Dataset rows
----------

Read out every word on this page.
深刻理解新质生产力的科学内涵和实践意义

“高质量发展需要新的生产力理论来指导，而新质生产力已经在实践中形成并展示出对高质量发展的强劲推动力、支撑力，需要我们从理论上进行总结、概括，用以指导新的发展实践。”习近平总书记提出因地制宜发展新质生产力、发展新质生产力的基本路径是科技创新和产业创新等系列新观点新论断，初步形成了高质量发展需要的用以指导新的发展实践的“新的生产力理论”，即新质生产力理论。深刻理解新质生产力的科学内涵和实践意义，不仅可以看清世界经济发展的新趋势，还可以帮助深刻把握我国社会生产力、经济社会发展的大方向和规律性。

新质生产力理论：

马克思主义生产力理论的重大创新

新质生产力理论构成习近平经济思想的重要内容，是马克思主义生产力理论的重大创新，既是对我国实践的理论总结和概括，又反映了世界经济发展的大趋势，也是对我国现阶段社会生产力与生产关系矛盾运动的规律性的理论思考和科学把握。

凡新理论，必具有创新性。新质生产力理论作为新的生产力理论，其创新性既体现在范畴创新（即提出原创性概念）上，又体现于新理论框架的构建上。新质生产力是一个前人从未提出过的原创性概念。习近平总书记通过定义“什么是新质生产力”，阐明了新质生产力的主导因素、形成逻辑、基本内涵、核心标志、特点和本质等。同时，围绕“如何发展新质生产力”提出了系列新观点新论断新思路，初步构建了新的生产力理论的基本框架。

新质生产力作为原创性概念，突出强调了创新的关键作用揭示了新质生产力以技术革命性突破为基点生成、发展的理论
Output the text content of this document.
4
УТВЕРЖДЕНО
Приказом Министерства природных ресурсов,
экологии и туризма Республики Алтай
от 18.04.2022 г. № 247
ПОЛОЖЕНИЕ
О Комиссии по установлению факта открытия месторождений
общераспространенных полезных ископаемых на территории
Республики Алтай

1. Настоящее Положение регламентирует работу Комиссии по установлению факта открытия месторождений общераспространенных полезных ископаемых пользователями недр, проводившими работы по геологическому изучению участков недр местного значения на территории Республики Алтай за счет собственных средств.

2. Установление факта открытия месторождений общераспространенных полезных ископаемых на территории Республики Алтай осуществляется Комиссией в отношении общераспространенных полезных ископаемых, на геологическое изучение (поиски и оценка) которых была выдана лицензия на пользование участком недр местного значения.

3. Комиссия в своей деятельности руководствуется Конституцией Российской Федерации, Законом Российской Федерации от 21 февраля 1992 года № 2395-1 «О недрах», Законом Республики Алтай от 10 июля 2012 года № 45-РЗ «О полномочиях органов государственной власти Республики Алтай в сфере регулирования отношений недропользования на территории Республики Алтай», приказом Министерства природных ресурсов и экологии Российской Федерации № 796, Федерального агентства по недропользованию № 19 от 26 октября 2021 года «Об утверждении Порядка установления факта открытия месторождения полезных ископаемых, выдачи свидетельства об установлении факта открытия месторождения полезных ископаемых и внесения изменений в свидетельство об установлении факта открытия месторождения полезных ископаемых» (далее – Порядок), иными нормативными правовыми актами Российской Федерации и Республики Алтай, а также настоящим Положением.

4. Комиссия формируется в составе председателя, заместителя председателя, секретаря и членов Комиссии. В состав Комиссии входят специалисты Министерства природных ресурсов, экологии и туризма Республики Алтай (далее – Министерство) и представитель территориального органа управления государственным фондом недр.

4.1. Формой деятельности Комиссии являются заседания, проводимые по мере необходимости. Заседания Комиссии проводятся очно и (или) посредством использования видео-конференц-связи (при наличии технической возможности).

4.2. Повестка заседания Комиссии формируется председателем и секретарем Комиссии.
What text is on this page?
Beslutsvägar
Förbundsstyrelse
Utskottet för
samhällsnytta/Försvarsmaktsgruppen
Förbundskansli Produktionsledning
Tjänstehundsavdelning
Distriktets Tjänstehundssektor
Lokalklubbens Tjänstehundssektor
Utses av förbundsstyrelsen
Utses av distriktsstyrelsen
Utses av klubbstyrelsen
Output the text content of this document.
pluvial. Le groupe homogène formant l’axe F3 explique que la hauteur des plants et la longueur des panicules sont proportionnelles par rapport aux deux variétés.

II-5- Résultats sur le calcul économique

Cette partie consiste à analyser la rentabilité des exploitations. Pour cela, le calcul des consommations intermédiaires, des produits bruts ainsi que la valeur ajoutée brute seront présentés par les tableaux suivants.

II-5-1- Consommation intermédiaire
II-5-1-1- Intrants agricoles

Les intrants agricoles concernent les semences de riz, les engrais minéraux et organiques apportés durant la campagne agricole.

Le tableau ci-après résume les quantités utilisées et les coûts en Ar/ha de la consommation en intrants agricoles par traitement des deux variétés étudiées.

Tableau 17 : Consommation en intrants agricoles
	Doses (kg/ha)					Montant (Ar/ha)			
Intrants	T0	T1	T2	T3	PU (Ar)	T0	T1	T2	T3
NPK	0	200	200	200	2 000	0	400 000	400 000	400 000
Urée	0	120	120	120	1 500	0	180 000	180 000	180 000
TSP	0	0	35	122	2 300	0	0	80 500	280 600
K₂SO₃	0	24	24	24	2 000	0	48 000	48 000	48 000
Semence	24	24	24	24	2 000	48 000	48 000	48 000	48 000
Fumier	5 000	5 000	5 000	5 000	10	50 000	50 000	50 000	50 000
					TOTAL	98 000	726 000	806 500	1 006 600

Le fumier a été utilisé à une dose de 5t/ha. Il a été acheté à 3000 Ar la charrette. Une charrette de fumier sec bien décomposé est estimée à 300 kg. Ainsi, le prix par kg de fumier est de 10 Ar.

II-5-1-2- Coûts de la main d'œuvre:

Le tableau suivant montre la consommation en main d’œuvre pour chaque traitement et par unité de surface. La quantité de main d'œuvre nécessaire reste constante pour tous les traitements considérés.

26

----------

The data above must be returned in full, exactly as written.

__Response__:
Read out every word on this page.
深刻理解新质生产力的科学内涵和实践意义

“高质量发展需要新的生产力理论来指导，而新质生产力已经在实践中形成并展示出对高质量发展的强劲推动力、支撑力，需要我们从理论上进行总结、概括，用以指导新的发展实践。”习近平总书记提出因地制宜发展新质生产力、发展新质生产力的基本路径是科技创新和产业创新等系列新观点新论断，初步形成了高质量发展需要的用以指导新的发展实践的“新的生产力理论”，即新质生产力理论。深刻理解新质生产力的科学内涵和实践意义，不仅可以看清世界经济发展的新趋势，还可以帮助深刻把握我国社会生产力、经济社会发展的大方向和规律性。

新质生产力理论：

马克思主义生产力理论的重大创新

新质生产力理论构成习近平经济思想的重要内容，是马克思主义生产力理论的重大创新，既是对我国实践的理论总结和概括，又反映了世界经济发展的大趋势，也是对我国现阶段社会生产力与生产关系矛盾运动的规律性的理论思考和科学把握。

凡新理论，必具有创新性。新质生产力理论作为新的生产力理论，其创新性既体现在范畴创新（即提出原创性概念）上，又体现于新理论框架的构建上。新质生产力是一个前人从未提出过的原创性概念。习近平总书记通过定义“什么是新质生产力”，阐明了新质生产力的主导因素、形成逻辑、基本内涵、核心标志、特点和本质等。同时，围绕“如何发展新质生产力”提出了系列新观点新论断新思路，初步构建了新的生产力理论的基本框架。

新质生产力作为原创性概念，突出强调了创新的关键作用揭示了新质生产力以技术革命性突破为基点生成、发展的理论
Output the text content of this document.
4
УТВЕРЖДЕНО
Приказом Министерства природных ресурсов,
экологии и туризма Республики Алтай
от 18.04.2022 г. № 247
ПОЛОЖЕНИЕ
О Комиссии по установлению факта открытия месторождений
общераспространенных полезных ископаемых на территории
Республики Алтай

1. Настоящее Положение регламентирует работу Комиссии по установлению факта открытия месторождений общераспространенных полезных ископаемых пользователями недр, проводившими работы по геологическому изучению участков недр местного значения на территории Республики Алтай за счет собственных средств.

2. Установление факта открытия месторождений общераспространенных полезных ископаемых на территории Республики Алтай осуществляется Комиссией в отношении общераспространенных полезных ископаемых, на геологическое изучение (поиски и оценка) которых была выдана лицензия на пользование участком недр местного значения.

3. Комиссия в своей деятельности руководствуется Конституцией Российской Федерации, Законом Российской Федерации от 21 февраля 1992 года № 2395-1 «О недрах», Законом Республики Алтай от 10 июля 2012 года № 45-РЗ «О полномочиях органов государственной власти Республики Алтай в сфере регулирования отношений недропользования на территории Республики Алтай», приказом Министерства природных ресурсов и экологии Российской Федерации № 796, Федерального агентства по недропользованию № 19 от 26 октября 2021 года «Об утверждении Порядка установления факта открытия месторождения полезных ископаемых, выдачи свидетельства об установлении факта открытия месторождения полезных ископаемых и внесения изменений в свидетельство об установлении факта открытия месторождения полезных ископаемых» (далее – Порядок), иными нормативными правовыми актами Российской Федерации и Республики Алтай, а также настоящим Положением.

4. Комиссия формируется в составе председателя, заместителя председателя, секретаря и членов Комиссии. В состав Комиссии входят специалисты Министерства природных ресурсов, экологии и туризма Республики Алтай (далее – Министерство) и представитель территориального органа управления государственным фондом недр.

4.1. Формой деятельности Комиссии являются заседания, проводимые по мере необходимости. Заседания Комиссии проводятся очно и (или) посредством использования видео-конференц-связи (при наличии технической возможности).

4.2. Повестка заседания Комиссии формируется председателем и секретарем Комиссии.
What text is on this page?
Beslutsvägar
Förbundsstyrelse
Utskottet för
samhällsnytta/Försvarsmaktsgruppen
Förbundskansli Produktionsledning
Tjänstehundsavdelning
Distriktets Tjänstehundssektor
Lokalklubbens Tjänstehundssektor
Utses av förbundsstyrelsen
Utses av distriktsstyrelsen
Utses av klubbstyrelsen
Output the text content of this document.
pluvial. Le groupe homogène formant l’axe F3 explique que la hauteur des plants et la longueur des panicules sont proportionnelles par rapport aux deux variétés.

II-5- Résultats sur le calcul économique

Cette partie consiste à analyser la rentabilité des exploitations. Pour cela, le calcul des consommations intermédiaires, des produits bruts ainsi que la valeur ajoutée brute seront présentés par les tableaux suivants.

II-5-1- Consommation intermédiaire
II-5-1-1- Intrants agricoles

Les intrants agricoles concernent les semences de riz, les engrais minéraux et organiques apportés durant la campagne agricole.

Le tableau ci-après résume les quantités utilisées et les coûts en Ar/ha de la consommation en intrants agricoles par traitement des deux variétés étudiées.

Tableau 17 : Consommation en intrants agricoles
	Doses (kg/ha)					Montant (Ar/ha)			
Intrants	T0	T1	T2	T3	PU (Ar)	T0	T1	T2	T3
NPK	0	200	200	200	2 000	0	400 000	400 000	400 000
Urée	0	120	120	120	1 500	0	180 000	180 000	180 000
TSP	0	0	35	122	2 300	0	0	80 500	280 600
K₂SO₃	0	24	24	24	2 000	0	48 000	48 000	48 000
Semence	24	24	24	24	2 000	48 000	48 000	48 000	48 000
Fumier	5 000	5 000	5 000	5 000	10	50 000	50 000	50 000	50 000
					TOTAL	98 000	726 000	806 500	1 006 600

Le fumier a été utilisé à une dose de 5t/ha. Il a été acheté à 3000 Ar la charrette. Une charrette de fumier sec bien décomposé est estimée à 300 kg. Ainsi, le prix par kg de fumier est de 10 Ar.

II-5-1-2- Coûts de la main d'œuvre:

Le tableau suivant montre la consommation en main d’œuvre pour chaque traitement et par unité de surface. La quantité de main d'œuvre nécessaire reste constante pour tous les traitements considérés.

26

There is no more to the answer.